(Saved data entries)
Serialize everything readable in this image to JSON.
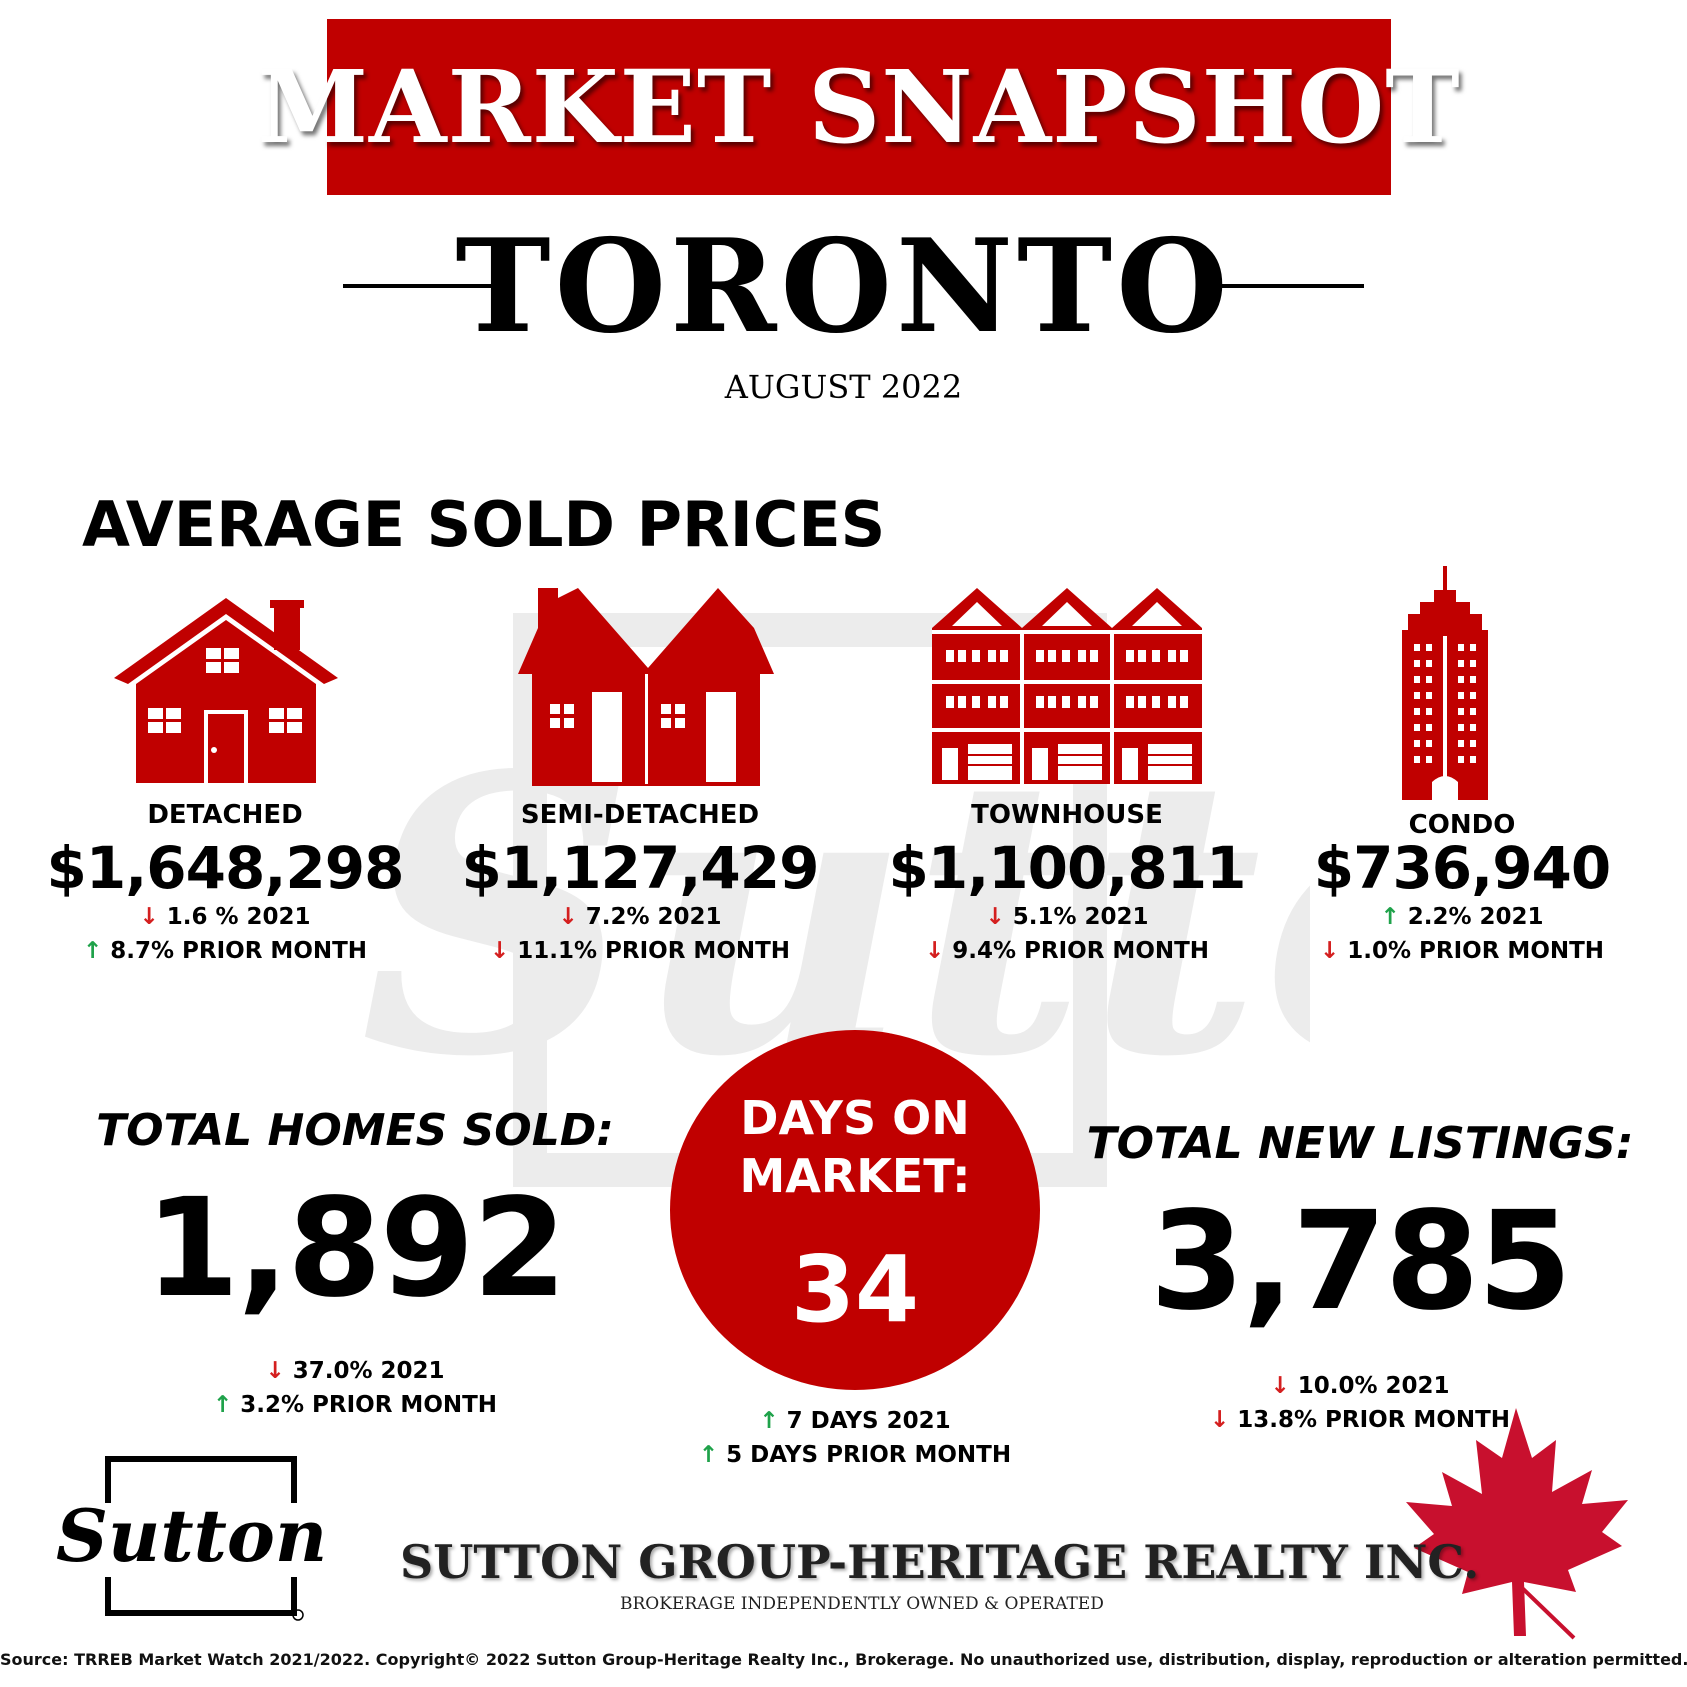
{
  "header": {
    "banner": "MARKET SNAPSHOT",
    "city": "TORONTO",
    "date": "AUGUST 2022"
  },
  "average_prices": {
    "title": "AVERAGE SOLD PRICES",
    "items": [
      {
        "type": "DETACHED",
        "price": "$1,648,298",
        "yoy": {
          "dir": "down",
          "text": "1.6 % 2021"
        },
        "mom": {
          "dir": "up",
          "text": "8.7% PRIOR MONTH"
        }
      },
      {
        "type": "SEMI-DETACHED",
        "price": "$1,127,429",
        "yoy": {
          "dir": "down",
          "text": "7.2% 2021"
        },
        "mom": {
          "dir": "down",
          "text": "11.1% PRIOR MONTH"
        }
      },
      {
        "type": "TOWNHOUSE",
        "price": "$1,100,811",
        "yoy": {
          "dir": "down",
          "text": "5.1% 2021"
        },
        "mom": {
          "dir": "down",
          "text": "9.4% PRIOR MONTH"
        }
      },
      {
        "type": "CONDO",
        "price": "$736,940",
        "yoy": {
          "dir": "up",
          "text": "2.2% 2021"
        },
        "mom": {
          "dir": "down",
          "text": "1.0% PRIOR MONTH"
        }
      }
    ]
  },
  "homes_sold": {
    "title": "TOTAL HOMES SOLD:",
    "value": "1,892",
    "yoy": {
      "dir": "down",
      "text": "37.0% 2021"
    },
    "mom": {
      "dir": "up",
      "text": "3.2% PRIOR MONTH"
    }
  },
  "days_on_market": {
    "title_line1": "DAYS ON",
    "title_line2": "MARKET:",
    "value": "34",
    "yoy": {
      "dir": "up",
      "text": "7 DAYS 2021"
    },
    "mom": {
      "dir": "up",
      "text": "5 DAYS PRIOR MONTH"
    }
  },
  "new_listings": {
    "title": "TOTAL NEW LISTINGS:",
    "value": "3,785",
    "yoy": {
      "dir": "down",
      "text": "10.0% 2021"
    },
    "mom": {
      "dir": "down",
      "text": "13.8% PRIOR MONTH"
    }
  },
  "footer": {
    "logo_text": "Sutton",
    "company": "SUTTON GROUP-HERITAGE REALTY INC.",
    "tagline": "BROKERAGE INDEPENDENTLY OWNED & OPERATED",
    "source": "Source: TRREB Market Watch 2021/2022. Copyright© 2022 Sutton Group-Heritage Realty Inc., Brokerage. No unauthorized use, distribution, display, reproduction or alteration permitted."
  },
  "colors": {
    "brand_red": "#c00000",
    "up_green": "#1fa24a",
    "down_red": "#d41f1f"
  },
  "arrows": {
    "up": "↑",
    "down": "↓"
  }
}
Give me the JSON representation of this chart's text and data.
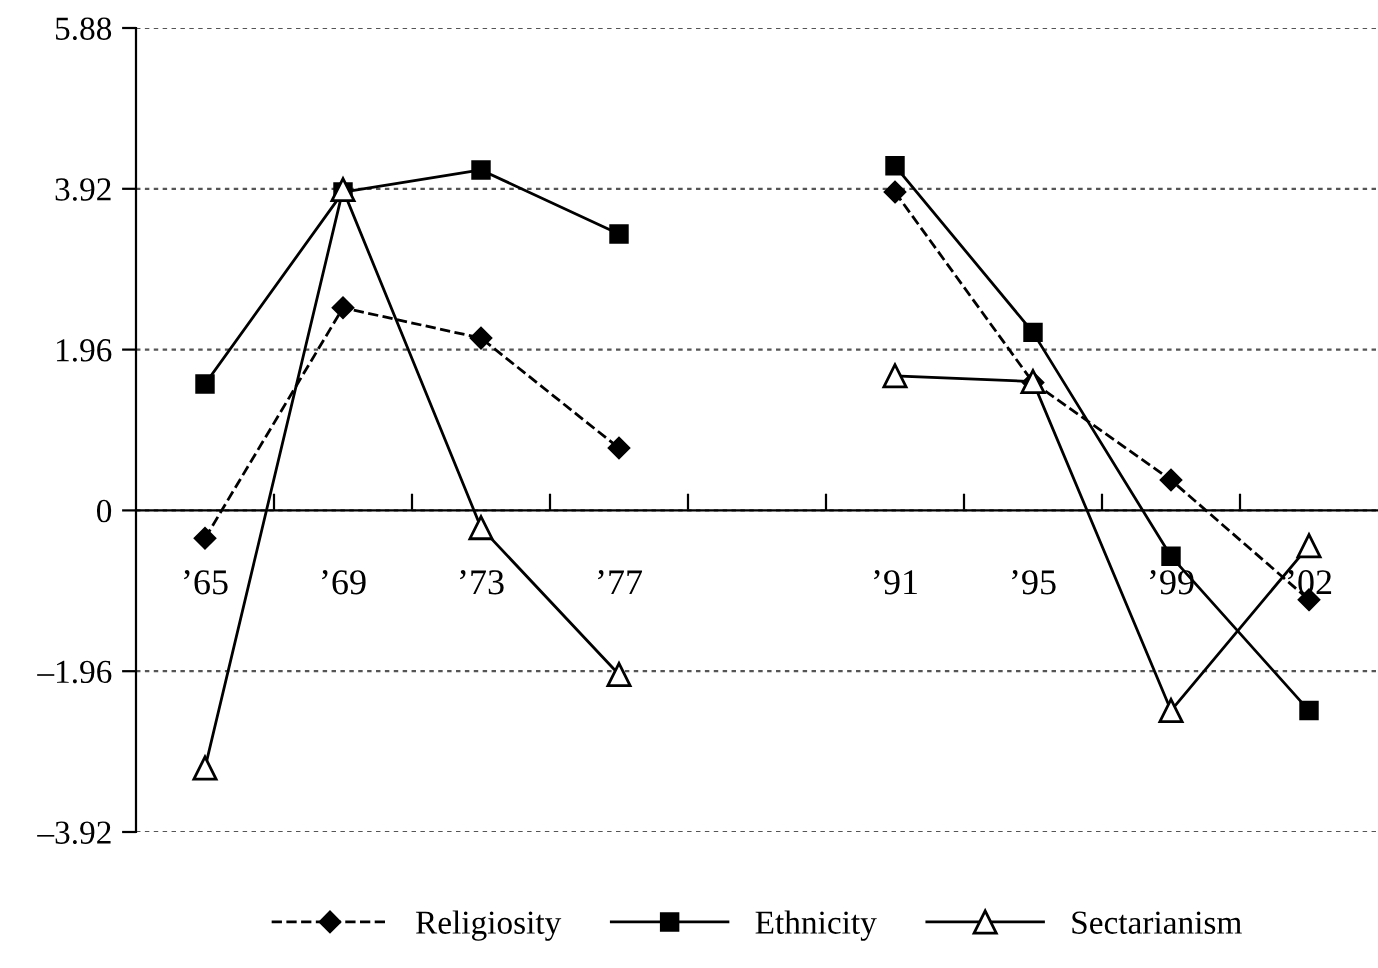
{
  "chart_data": {
    "type": "line",
    "categories": [
      "’65",
      "’69",
      "’73",
      "’77",
      null,
      "’91",
      "’95",
      "’99",
      "’02"
    ],
    "series": [
      {
        "name": "Religiosity",
        "color": "#000000",
        "marker": "diamond",
        "line_style": "dashed",
        "values": [
          -0.34,
          2.47,
          2.1,
          0.76,
          null,
          3.88,
          1.56,
          0.37,
          -1.09
        ]
      },
      {
        "name": "Ethnicity",
        "color": "#000000",
        "marker": "square",
        "line_style": "solid",
        "values": [
          1.54,
          3.88,
          4.15,
          3.37,
          null,
          4.2,
          2.17,
          -0.56,
          -2.44
        ]
      },
      {
        "name": "Sectarianism",
        "color": "#000000",
        "marker": "triangle",
        "line_style": "solid",
        "values": [
          -3.14,
          3.91,
          -0.21,
          -2.0,
          null,
          1.64,
          1.57,
          -2.44,
          -0.43
        ]
      }
    ],
    "ylim": [
      -3.92,
      5.88
    ],
    "yticks": [
      {
        "value": -3.92,
        "label": "–3.92"
      },
      {
        "value": -1.96,
        "label": "–1.96"
      },
      0,
      1.96,
      3.92,
      5.88
    ],
    "grid": "y",
    "legend": "bottom"
  }
}
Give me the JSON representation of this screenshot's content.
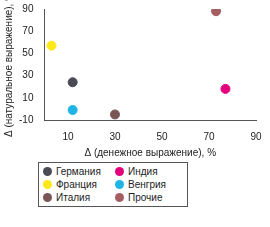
{
  "chart_data": {
    "type": "scatter",
    "x_label": "Δ (денежное выражение), %",
    "y_label": "Δ (натуральное выражение), %",
    "xlim": [
      0,
      90
    ],
    "xticks": [
      10,
      30,
      50,
      70,
      90
    ],
    "ylim": [
      -10,
      90
    ],
    "yticks": [
      -10,
      10,
      30,
      50,
      70,
      90
    ],
    "grid": false,
    "legend": "bottom",
    "marker": "circle",
    "series": [
      {
        "name": "Германия",
        "color": "#4a4a55",
        "x": [
          12
        ],
        "values": [
          24
        ]
      },
      {
        "name": "Индия",
        "color": "#e4007c",
        "x": [
          77
        ],
        "values": [
          18
        ]
      },
      {
        "name": "Франция",
        "color": "#ffe81a",
        "x": [
          3
        ],
        "values": [
          57
        ]
      },
      {
        "name": "Венгрия",
        "color": "#1eb4e6",
        "x": [
          12
        ],
        "values": [
          -1
        ]
      },
      {
        "name": "Италия",
        "color": "#7a5656",
        "x": [
          30
        ],
        "values": [
          -5
        ]
      },
      {
        "name": "Прочие",
        "color": "#a45e60",
        "x": [
          73
        ],
        "values": [
          88
        ]
      }
    ]
  }
}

_Work required_:
Exclude the images, then output the data above word for word.

_Result of this task_:
Serialize everything readable in this image to JSON.
{
  "header": {
    "banner": "MARKET SNAPSHOT",
    "city": "TORONTO",
    "date": "AUGUST 2022"
  },
  "average_prices": {
    "title": "AVERAGE SOLD PRICES",
    "items": [
      {
        "type": "DETACHED",
        "price": "$1,648,298",
        "yoy": {
          "dir": "down",
          "text": "1.6 % 2021"
        },
        "mom": {
          "dir": "up",
          "text": "8.7% PRIOR MONTH"
        }
      },
      {
        "type": "SEMI-DETACHED",
        "price": "$1,127,429",
        "yoy": {
          "dir": "down",
          "text": "7.2% 2021"
        },
        "mom": {
          "dir": "down",
          "text": "11.1% PRIOR MONTH"
        }
      },
      {
        "type": "TOWNHOUSE",
        "price": "$1,100,811",
        "yoy": {
          "dir": "down",
          "text": "5.1% 2021"
        },
        "mom": {
          "dir": "down",
          "text": "9.4% PRIOR MONTH"
        }
      },
      {
        "type": "CONDO",
        "price": "$736,940",
        "yoy": {
          "dir": "up",
          "text": "2.2% 2021"
        },
        "mom": {
          "dir": "down",
          "text": "1.0% PRIOR MONTH"
        }
      }
    ]
  },
  "homes_sold": {
    "title": "TOTAL HOMES SOLD:",
    "value": "1,892",
    "yoy": {
      "dir": "down",
      "text": "37.0% 2021"
    },
    "mom": {
      "dir": "up",
      "text": "3.2% PRIOR MONTH"
    }
  },
  "days_on_market": {
    "title_line1": "DAYS ON",
    "title_line2": "MARKET:",
    "value": "34",
    "yoy": {
      "dir": "up",
      "text": "7 DAYS 2021"
    },
    "mom": {
      "dir": "up",
      "text": "5 DAYS PRIOR MONTH"
    }
  },
  "new_listings": {
    "title": "TOTAL NEW LISTINGS:",
    "value": "3,785",
    "yoy": {
      "dir": "down",
      "text": "10.0% 2021"
    },
    "mom": {
      "dir": "down",
      "text": "13.8% PRIOR MONTH"
    }
  },
  "footer": {
    "logo_text": "Sutton",
    "company": "SUTTON GROUP-HERITAGE REALTY INC.",
    "tagline": "BROKERAGE INDEPENDENTLY OWNED & OPERATED",
    "source": "Source: TRREB Market Watch 2021/2022. Copyright© 2022 Sutton Group-Heritage Realty Inc., Brokerage. No unauthorized use, distribution, display, reproduction or alteration permitted."
  },
  "colors": {
    "brand_red": "#c00000",
    "up_green": "#1fa24a",
    "down_red": "#d41f1f"
  },
  "arrows": {
    "up": "↑",
    "down": "↓"
  }
}
Give me the JSON representation of this chart's text and data.
{
  "chart_data": {
    "type": "line",
    "categories": [
      "’65",
      "’69",
      "’73",
      "’77",
      null,
      "’91",
      "’95",
      "’99",
      "’02"
    ],
    "series": [
      {
        "name": "Religiosity",
        "color": "#000000",
        "marker": "diamond",
        "line_style": "dashed",
        "values": [
          -0.34,
          2.47,
          2.1,
          0.76,
          null,
          3.88,
          1.56,
          0.37,
          -1.09
        ]
      },
      {
        "name": "Ethnicity",
        "color": "#000000",
        "marker": "square",
        "line_style": "solid",
        "values": [
          1.54,
          3.88,
          4.15,
          3.37,
          null,
          4.2,
          2.17,
          -0.56,
          -2.44
        ]
      },
      {
        "name": "Sectarianism",
        "color": "#000000",
        "marker": "triangle",
        "line_style": "solid",
        "values": [
          -3.14,
          3.91,
          -0.21,
          -2.0,
          null,
          1.64,
          1.57,
          -2.44,
          -0.43
        ]
      }
    ],
    "ylim": [
      -3.92,
      5.88
    ],
    "yticks": [
      {
        "value": -3.92,
        "label": "–3.92"
      },
      {
        "value": -1.96,
        "label": "–1.96"
      },
      0,
      1.96,
      3.92,
      5.88
    ],
    "grid": "y",
    "legend": "bottom"
  }
}
Give me the JSON representation of this screenshot's content.
{
  "chart_data": {
    "type": "scatter",
    "x_label": "Δ (денежное выражение), %",
    "y_label": "Δ (натуральное выражение), %",
    "xlim": [
      0,
      90
    ],
    "xticks": [
      10,
      30,
      50,
      70,
      90
    ],
    "ylim": [
      -10,
      90
    ],
    "yticks": [
      -10,
      10,
      30,
      50,
      70,
      90
    ],
    "grid": false,
    "legend": "bottom",
    "marker": "circle",
    "series": [
      {
        "name": "Германия",
        "color": "#4a4a55",
        "x": [
          12
        ],
        "values": [
          24
        ]
      },
      {
        "name": "Индия",
        "color": "#e4007c",
        "x": [
          77
        ],
        "values": [
          18
        ]
      },
      {
        "name": "Франция",
        "color": "#ffe81a",
        "x": [
          3
        ],
        "values": [
          57
        ]
      },
      {
        "name": "Венгрия",
        "color": "#1eb4e6",
        "x": [
          12
        ],
        "values": [
          -1
        ]
      },
      {
        "name": "Италия",
        "color": "#7a5656",
        "x": [
          30
        ],
        "values": [
          -5
        ]
      },
      {
        "name": "Прочие",
        "color": "#a45e60",
        "x": [
          73
        ],
        "values": [
          88
        ]
      }
    ]
  }
}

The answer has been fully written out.